RAW RECORDS:
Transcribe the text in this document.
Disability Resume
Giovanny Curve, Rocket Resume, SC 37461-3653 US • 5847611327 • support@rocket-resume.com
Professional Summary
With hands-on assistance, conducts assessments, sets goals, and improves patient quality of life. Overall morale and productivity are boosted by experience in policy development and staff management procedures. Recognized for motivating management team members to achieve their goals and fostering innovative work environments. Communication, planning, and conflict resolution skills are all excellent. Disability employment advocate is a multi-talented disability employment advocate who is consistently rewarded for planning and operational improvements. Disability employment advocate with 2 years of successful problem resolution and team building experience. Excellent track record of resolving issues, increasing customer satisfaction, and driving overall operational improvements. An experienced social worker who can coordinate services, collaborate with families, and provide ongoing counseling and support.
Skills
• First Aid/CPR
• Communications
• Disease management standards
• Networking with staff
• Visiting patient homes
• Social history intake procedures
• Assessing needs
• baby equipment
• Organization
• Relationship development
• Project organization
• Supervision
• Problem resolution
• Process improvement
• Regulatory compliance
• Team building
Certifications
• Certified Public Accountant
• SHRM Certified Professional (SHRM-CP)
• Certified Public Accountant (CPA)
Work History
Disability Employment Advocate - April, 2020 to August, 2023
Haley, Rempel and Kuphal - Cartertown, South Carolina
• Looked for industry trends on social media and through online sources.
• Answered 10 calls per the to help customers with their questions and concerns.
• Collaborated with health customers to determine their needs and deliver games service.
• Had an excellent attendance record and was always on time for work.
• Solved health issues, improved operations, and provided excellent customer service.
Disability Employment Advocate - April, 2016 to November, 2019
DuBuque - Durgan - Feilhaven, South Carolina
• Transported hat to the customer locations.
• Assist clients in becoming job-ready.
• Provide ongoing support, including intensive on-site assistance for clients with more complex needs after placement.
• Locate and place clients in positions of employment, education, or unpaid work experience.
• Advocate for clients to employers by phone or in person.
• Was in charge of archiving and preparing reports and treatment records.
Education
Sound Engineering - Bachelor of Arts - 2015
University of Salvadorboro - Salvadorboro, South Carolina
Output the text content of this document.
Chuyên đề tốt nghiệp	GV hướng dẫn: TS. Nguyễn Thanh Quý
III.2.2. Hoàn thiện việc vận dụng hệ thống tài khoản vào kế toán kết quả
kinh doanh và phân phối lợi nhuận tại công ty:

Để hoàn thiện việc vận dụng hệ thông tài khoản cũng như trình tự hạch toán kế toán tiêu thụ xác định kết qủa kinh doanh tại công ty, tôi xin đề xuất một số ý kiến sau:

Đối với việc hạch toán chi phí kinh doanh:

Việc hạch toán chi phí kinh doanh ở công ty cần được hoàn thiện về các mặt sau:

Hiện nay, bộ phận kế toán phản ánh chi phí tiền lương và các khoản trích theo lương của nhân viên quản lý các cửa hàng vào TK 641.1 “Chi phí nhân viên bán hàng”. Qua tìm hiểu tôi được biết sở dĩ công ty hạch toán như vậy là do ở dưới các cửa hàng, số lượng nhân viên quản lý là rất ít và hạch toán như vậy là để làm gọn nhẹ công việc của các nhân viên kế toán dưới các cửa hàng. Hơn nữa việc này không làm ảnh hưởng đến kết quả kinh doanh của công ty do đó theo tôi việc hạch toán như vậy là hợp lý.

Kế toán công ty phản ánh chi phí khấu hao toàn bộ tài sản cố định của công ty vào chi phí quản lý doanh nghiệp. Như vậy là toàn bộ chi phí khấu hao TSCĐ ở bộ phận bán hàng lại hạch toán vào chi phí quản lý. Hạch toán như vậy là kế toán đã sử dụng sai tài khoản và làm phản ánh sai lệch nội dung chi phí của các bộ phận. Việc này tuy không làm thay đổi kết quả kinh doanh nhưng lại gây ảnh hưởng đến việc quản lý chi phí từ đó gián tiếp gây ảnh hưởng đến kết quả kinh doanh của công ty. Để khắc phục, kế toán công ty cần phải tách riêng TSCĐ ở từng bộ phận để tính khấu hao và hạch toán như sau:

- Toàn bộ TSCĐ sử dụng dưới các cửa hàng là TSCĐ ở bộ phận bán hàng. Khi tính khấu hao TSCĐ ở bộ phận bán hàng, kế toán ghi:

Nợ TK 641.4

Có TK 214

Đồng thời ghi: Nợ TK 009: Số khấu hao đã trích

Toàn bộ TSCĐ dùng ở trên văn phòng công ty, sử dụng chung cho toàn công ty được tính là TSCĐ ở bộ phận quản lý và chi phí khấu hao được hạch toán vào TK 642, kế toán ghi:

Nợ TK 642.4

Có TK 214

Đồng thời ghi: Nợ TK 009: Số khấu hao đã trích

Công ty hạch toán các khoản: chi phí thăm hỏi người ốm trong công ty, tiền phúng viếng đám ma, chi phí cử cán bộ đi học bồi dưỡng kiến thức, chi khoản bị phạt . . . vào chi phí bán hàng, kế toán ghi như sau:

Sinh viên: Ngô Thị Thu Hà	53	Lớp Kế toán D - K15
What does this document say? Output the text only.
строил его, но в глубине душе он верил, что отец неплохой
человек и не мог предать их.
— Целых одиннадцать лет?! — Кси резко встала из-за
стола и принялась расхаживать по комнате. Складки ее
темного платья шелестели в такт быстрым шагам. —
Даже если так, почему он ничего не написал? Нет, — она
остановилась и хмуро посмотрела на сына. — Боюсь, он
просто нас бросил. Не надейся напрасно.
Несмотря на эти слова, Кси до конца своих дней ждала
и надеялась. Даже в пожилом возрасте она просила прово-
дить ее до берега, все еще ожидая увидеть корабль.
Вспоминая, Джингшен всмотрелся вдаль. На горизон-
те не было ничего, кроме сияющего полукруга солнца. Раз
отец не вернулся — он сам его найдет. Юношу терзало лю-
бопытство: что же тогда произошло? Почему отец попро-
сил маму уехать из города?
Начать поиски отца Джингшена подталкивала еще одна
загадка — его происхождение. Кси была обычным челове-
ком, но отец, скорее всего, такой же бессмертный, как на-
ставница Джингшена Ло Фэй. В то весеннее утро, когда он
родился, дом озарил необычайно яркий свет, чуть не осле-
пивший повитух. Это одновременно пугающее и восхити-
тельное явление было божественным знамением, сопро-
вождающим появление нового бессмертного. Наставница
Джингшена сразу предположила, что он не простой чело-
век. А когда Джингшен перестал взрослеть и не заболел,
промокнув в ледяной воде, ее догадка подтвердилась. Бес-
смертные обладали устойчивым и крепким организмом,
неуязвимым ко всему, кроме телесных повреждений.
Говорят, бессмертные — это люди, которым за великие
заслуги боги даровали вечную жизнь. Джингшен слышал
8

GOAL OF THE EXERCISE:
Set all of the records down again, exactly as they stand.

EXERCISE RESPONSE:
Transcribe the text in this document.
Disability Resume
Giovanny Curve, Rocket Resume, SC 37461-3653 US • 5847611327 • support@rocket-resume.com
Professional Summary
With hands-on assistance, conducts assessments, sets goals, and improves patient quality of life. Overall morale and productivity are boosted by experience in policy development and staff management procedures. Recognized for motivating management team members to achieve their goals and fostering innovative work environments. Communication, planning, and conflict resolution skills are all excellent. Disability employment advocate is a multi-talented disability employment advocate who is consistently rewarded for planning and operational improvements. Disability employment advocate with 2 years of successful problem resolution and team building experience. Excellent track record of resolving issues, increasing customer satisfaction, and driving overall operational improvements. An experienced social worker who can coordinate services, collaborate with families, and provide ongoing counseling and support.
Skills
• First Aid/CPR
• Communications
• Disease management standards
• Networking with staff
• Visiting patient homes
• Social history intake procedures
• Assessing needs
• baby equipment
• Organization
• Relationship development
• Project organization
• Supervision
• Problem resolution
• Process improvement
• Regulatory compliance
• Team building
Certifications
• Certified Public Accountant
• SHRM Certified Professional (SHRM-CP)
• Certified Public Accountant (CPA)
Work History
Disability Employment Advocate - April, 2020 to August, 2023
Haley, Rempel and Kuphal - Cartertown, South Carolina
• Looked for industry trends on social media and through online sources.
• Answered 10 calls per the to help customers with their questions and concerns.
• Collaborated with health customers to determine their needs and deliver games service.
• Had an excellent attendance record and was always on time for work.
• Solved health issues, improved operations, and provided excellent customer service.
Disability Employment Advocate - April, 2016 to November, 2019
DuBuque - Durgan - Feilhaven, South Carolina
• Transported hat to the customer locations.
• Assist clients in becoming job-ready.
• Provide ongoing support, including intensive on-site assistance for clients with more complex needs after placement.
• Locate and place clients in positions of employment, education, or unpaid work experience.
• Advocate for clients to employers by phone or in person.
• Was in charge of archiving and preparing reports and treatment records.
Education
Sound Engineering - Bachelor of Arts - 2015
University of Salvadorboro - Salvadorboro, South Carolina
Output the text content of this document.
Chuyên đề tốt nghiệp	GV hướng dẫn: TS. Nguyễn Thanh Quý
III.2.2. Hoàn thiện việc vận dụng hệ thống tài khoản vào kế toán kết quả
kinh doanh và phân phối lợi nhuận tại công ty:

Để hoàn thiện việc vận dụng hệ thông tài khoản cũng như trình tự hạch toán kế toán tiêu thụ xác định kết qủa kinh doanh tại công ty, tôi xin đề xuất một số ý kiến sau:

Đối với việc hạch toán chi phí kinh doanh:

Việc hạch toán chi phí kinh doanh ở công ty cần được hoàn thiện về các mặt sau:

Hiện nay, bộ phận kế toán phản ánh chi phí tiền lương và các khoản trích theo lương của nhân viên quản lý các cửa hàng vào TK 641.1 “Chi phí nhân viên bán hàng”. Qua tìm hiểu tôi được biết sở dĩ công ty hạch toán như vậy là do ở dưới các cửa hàng, số lượng nhân viên quản lý là rất ít và hạch toán như vậy là để làm gọn nhẹ công việc của các nhân viên kế toán dưới các cửa hàng. Hơn nữa việc này không làm ảnh hưởng đến kết quả kinh doanh của công ty do đó theo tôi việc hạch toán như vậy là hợp lý.

Kế toán công ty phản ánh chi phí khấu hao toàn bộ tài sản cố định của công ty vào chi phí quản lý doanh nghiệp. Như vậy là toàn bộ chi phí khấu hao TSCĐ ở bộ phận bán hàng lại hạch toán vào chi phí quản lý. Hạch toán như vậy là kế toán đã sử dụng sai tài khoản và làm phản ánh sai lệch nội dung chi phí của các bộ phận. Việc này tuy không làm thay đổi kết quả kinh doanh nhưng lại gây ảnh hưởng đến việc quản lý chi phí từ đó gián tiếp gây ảnh hưởng đến kết quả kinh doanh của công ty. Để khắc phục, kế toán công ty cần phải tách riêng TSCĐ ở từng bộ phận để tính khấu hao và hạch toán như sau:

- Toàn bộ TSCĐ sử dụng dưới các cửa hàng là TSCĐ ở bộ phận bán hàng. Khi tính khấu hao TSCĐ ở bộ phận bán hàng, kế toán ghi:

Nợ TK 641.4

Có TK 214

Đồng thời ghi: Nợ TK 009: Số khấu hao đã trích

Toàn bộ TSCĐ dùng ở trên văn phòng công ty, sử dụng chung cho toàn công ty được tính là TSCĐ ở bộ phận quản lý và chi phí khấu hao được hạch toán vào TK 642, kế toán ghi:

Nợ TK 642.4

Có TK 214

Đồng thời ghi: Nợ TK 009: Số khấu hao đã trích

Công ty hạch toán các khoản: chi phí thăm hỏi người ốm trong công ty, tiền phúng viếng đám ma, chi phí cử cán bộ đi học bồi dưỡng kiến thức, chi khoản bị phạt . . . vào chi phí bán hàng, kế toán ghi như sau:

Sinh viên: Ngô Thị Thu Hà	53	Lớp Kế toán D - K15
What does this document say? Output the text only.
строил его, но в глубине душе он верил, что отец неплохой
человек и не мог предать их.
— Целых одиннадцать лет?! — Кси резко встала из-за
стола и принялась расхаживать по комнате. Складки ее
темного платья шелестели в такт быстрым шагам. —
Даже если так, почему он ничего не написал? Нет, — она
остановилась и хмуро посмотрела на сына. — Боюсь, он
просто нас бросил. Не надейся напрасно.
Несмотря на эти слова, Кси до конца своих дней ждала
и надеялась. Даже в пожилом возрасте она просила прово-
дить ее до берега, все еще ожидая увидеть корабль.
Вспоминая, Джингшен всмотрелся вдаль. На горизон-
те не было ничего, кроме сияющего полукруга солнца. Раз
отец не вернулся — он сам его найдет. Юношу терзало лю-
бопытство: что же тогда произошло? Почему отец попро-
сил маму уехать из города?
Начать поиски отца Джингшена подталкивала еще одна
загадка — его происхождение. Кси была обычным челове-
ком, но отец, скорее всего, такой же бессмертный, как на-
ставница Джингшена Ло Фэй. В то весеннее утро, когда он
родился, дом озарил необычайно яркий свет, чуть не осле-
пивший повитух. Это одновременно пугающее и восхити-
тельное явление было божественным знамением, сопро-
вождающим появление нового бессмертного. Наставница
Джингшена сразу предположила, что он не простой чело-
век. А когда Джингшен перестал взрослеть и не заболел,
промокнув в ледяной воде, ее догадка подтвердилась. Бес-
смертные обладали устойчивым и крепким организмом,
неуязвимым ко всему, кроме телесных повреждений.
Говорят, бессмертные — это люди, которым за великие
заслуги боги даровали вечную жизнь. Джингшен слышал
8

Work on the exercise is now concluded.